**Goal:** What is the number of lines containing the word "document"? Give that number alone.

+---+

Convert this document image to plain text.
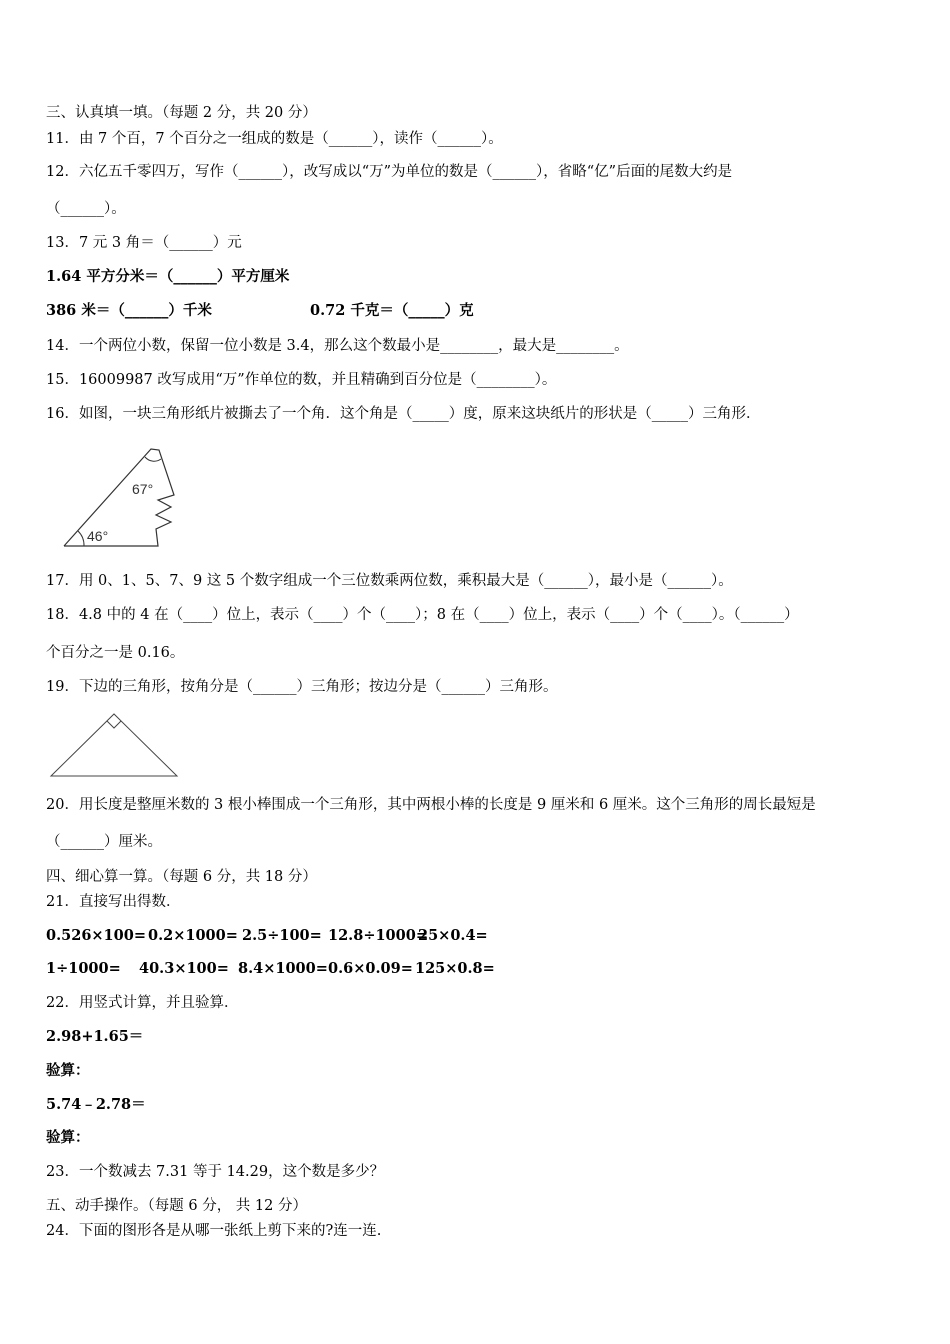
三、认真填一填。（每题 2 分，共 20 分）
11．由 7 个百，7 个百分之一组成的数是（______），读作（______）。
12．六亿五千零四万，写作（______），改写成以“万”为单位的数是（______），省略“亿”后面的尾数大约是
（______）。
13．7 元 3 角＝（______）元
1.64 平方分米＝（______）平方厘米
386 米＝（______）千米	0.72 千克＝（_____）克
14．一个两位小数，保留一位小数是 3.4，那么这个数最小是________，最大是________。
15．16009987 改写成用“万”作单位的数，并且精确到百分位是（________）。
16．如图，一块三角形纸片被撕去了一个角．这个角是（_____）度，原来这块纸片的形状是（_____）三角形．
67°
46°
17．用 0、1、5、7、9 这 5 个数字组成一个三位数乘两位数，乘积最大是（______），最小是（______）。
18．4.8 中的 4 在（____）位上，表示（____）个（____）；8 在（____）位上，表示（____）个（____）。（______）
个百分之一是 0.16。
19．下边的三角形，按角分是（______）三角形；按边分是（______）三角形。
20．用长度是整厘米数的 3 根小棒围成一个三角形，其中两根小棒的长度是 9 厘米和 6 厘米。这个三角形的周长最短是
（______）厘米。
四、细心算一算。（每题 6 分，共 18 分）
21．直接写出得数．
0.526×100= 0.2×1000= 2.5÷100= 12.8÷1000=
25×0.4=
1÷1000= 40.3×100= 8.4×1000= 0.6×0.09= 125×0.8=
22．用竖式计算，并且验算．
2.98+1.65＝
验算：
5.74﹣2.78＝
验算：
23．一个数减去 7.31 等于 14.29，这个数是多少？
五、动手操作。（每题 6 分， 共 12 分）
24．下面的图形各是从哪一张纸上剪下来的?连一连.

+---+

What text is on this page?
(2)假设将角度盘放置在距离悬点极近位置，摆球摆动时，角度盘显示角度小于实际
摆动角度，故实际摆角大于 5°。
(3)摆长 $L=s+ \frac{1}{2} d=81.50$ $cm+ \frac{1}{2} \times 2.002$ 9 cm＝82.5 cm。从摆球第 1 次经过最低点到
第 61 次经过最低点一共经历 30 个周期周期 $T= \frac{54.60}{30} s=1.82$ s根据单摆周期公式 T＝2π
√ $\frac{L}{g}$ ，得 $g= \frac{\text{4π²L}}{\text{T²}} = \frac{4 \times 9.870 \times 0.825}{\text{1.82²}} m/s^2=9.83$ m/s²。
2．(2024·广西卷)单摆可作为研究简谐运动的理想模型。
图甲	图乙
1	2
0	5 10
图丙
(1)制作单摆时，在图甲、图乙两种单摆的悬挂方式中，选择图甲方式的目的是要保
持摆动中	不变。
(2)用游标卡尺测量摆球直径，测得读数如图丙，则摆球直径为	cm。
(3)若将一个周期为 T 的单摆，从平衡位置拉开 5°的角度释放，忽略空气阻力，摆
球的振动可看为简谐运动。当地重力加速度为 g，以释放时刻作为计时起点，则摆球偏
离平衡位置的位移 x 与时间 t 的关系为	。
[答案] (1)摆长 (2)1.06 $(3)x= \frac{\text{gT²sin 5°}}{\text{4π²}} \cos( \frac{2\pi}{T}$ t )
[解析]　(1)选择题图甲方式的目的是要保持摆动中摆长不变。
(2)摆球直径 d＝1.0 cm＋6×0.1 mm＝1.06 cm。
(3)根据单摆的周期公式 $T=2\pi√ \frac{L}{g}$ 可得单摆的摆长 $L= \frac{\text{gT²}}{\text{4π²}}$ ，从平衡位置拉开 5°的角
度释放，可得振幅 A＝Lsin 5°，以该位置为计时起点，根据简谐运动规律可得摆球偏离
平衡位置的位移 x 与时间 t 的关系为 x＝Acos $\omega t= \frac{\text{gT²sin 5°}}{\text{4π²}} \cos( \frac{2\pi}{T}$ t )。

+---+

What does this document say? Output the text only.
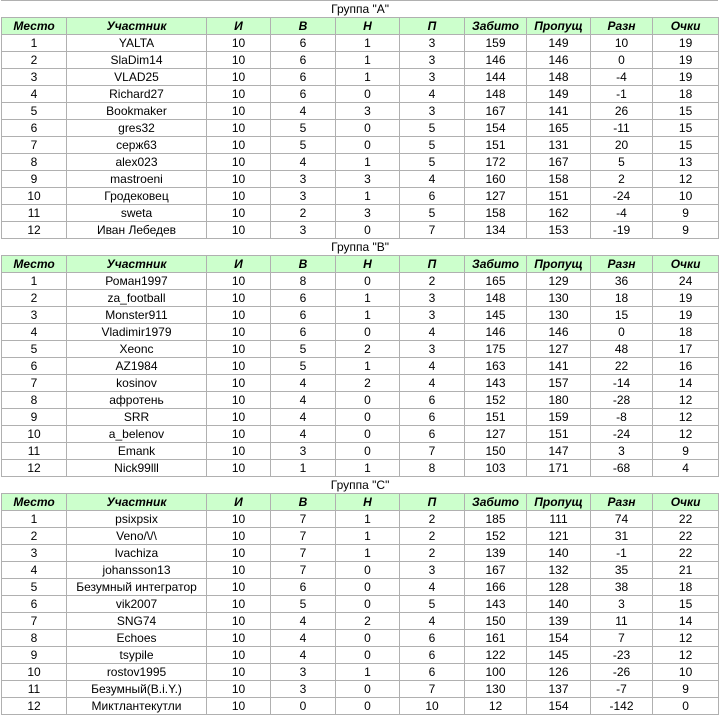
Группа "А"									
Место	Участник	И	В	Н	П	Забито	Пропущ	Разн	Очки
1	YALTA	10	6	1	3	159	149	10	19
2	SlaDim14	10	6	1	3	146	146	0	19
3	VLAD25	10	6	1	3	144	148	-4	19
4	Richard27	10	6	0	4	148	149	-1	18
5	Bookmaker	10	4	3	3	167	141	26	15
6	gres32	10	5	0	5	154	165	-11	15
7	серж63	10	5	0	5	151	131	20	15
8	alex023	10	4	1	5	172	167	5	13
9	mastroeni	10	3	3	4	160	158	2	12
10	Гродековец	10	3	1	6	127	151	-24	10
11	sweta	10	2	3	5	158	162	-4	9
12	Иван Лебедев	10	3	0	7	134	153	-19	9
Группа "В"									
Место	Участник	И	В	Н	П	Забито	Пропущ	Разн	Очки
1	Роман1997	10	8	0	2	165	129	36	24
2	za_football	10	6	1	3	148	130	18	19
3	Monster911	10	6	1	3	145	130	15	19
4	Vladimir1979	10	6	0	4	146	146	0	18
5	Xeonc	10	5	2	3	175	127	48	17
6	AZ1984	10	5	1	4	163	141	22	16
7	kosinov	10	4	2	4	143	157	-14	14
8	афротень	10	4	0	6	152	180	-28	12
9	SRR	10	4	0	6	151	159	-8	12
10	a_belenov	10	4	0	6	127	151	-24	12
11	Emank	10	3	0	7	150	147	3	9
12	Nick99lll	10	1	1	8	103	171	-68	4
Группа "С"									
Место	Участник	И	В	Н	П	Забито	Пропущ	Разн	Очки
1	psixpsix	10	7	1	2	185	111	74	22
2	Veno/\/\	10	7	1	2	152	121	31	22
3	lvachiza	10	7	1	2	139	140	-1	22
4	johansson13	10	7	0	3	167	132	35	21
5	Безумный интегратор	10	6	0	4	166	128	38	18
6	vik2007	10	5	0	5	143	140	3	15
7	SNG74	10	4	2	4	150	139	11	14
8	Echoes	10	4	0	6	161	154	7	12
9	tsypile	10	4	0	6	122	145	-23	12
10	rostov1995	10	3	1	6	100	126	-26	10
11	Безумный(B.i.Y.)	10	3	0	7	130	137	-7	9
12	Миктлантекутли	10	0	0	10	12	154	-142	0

+---+

**Exercise result:** 2